Extracts from a graphics dataset
☆ ☆ ☆ ☆ ☆ ☆ ☆

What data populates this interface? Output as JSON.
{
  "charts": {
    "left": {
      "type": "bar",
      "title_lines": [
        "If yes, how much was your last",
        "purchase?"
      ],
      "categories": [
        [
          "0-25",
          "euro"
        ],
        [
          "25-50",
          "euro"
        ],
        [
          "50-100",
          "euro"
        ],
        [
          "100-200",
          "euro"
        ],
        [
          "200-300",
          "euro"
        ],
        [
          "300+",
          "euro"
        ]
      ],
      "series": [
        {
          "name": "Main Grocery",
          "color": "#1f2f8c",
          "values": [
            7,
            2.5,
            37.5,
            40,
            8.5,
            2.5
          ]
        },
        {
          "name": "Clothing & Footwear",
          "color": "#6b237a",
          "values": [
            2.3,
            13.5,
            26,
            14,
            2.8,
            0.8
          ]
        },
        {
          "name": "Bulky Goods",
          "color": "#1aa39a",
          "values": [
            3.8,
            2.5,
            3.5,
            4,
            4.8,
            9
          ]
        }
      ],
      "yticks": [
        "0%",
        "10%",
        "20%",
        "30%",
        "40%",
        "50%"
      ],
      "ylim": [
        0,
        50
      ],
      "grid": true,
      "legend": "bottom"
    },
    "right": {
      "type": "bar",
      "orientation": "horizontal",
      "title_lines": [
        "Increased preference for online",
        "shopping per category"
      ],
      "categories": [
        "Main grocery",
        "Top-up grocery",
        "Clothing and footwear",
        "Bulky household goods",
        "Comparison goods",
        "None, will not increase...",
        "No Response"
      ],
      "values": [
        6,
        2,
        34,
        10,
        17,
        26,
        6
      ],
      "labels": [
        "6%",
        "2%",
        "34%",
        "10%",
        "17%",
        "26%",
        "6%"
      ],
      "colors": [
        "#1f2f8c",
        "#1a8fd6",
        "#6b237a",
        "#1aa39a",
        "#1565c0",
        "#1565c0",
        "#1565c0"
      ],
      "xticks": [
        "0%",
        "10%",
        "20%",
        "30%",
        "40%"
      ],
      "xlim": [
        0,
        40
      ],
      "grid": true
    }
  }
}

☆ ☆ ☆ ☆ ☆ ☆ ☆

- _STATED GOAL_:
All of the entries need to be reproduced exactly; please write them out.

- _ANSWER TO THE EXERCISE_:
What data populates this interface? Output as JSON.
{
  "charts": {
    "left": {
      "type": "bar",
      "title_lines": [
        "If yes, how much was your last",
        "purchase?"
      ],
      "categories": [
        [
          "0-25",
          "euro"
        ],
        [
          "25-50",
          "euro"
        ],
        [
          "50-100",
          "euro"
        ],
        [
          "100-200",
          "euro"
        ],
        [
          "200-300",
          "euro"
        ],
        [
          "300+",
          "euro"
        ]
      ],
      "series": [
        {
          "name": "Main Grocery",
          "color": "#1f2f8c",
          "values": [
            7,
            2.5,
            37.5,
            40,
            8.5,
            2.5
          ]
        },
        {
          "name": "Clothing & Footwear",
          "color": "#6b237a",
          "values": [
            2.3,
            13.5,
            26,
            14,
            2.8,
            0.8
          ]
        },
        {
          "name": "Bulky Goods",
          "color": "#1aa39a",
          "values": [
            3.8,
            2.5,
            3.5,
            4,
            4.8,
            9
          ]
        }
      ],
      "yticks": [
        "0%",
        "10%",
        "20%",
        "30%",
        "40%",
        "50%"
      ],
      "ylim": [
        0,
        50
      ],
      "grid": true,
      "legend": "bottom"
    },
    "right": {
      "type": "bar",
      "orientation": "horizontal",
      "title_lines": [
        "Increased preference for online",
        "shopping per category"
      ],
      "categories": [
        "Main grocery",
        "Top-up grocery",
        "Clothing and footwear",
        "Bulky household goods",
        "Comparison goods",
        "None, will not increase...",
        "No Response"
      ],
      "values": [
        6,
        2,
        34,
        10,
        17,
        26,
        6
      ],
      "labels": [
        "6%",
        "2%",
        "34%",
        "10%",
        "17%",
        "26%",
        "6%"
      ],
      "colors": [
        "#1f2f8c",
        "#1a8fd6",
        "#6b237a",
        "#1aa39a",
        "#1565c0",
        "#1565c0",
        "#1565c0"
      ],
      "xticks": [
        "0%",
        "10%",
        "20%",
        "30%",
        "40%"
      ],
      "xlim": [
        0,
        40
      ],
      "grid": true
    }
  }
}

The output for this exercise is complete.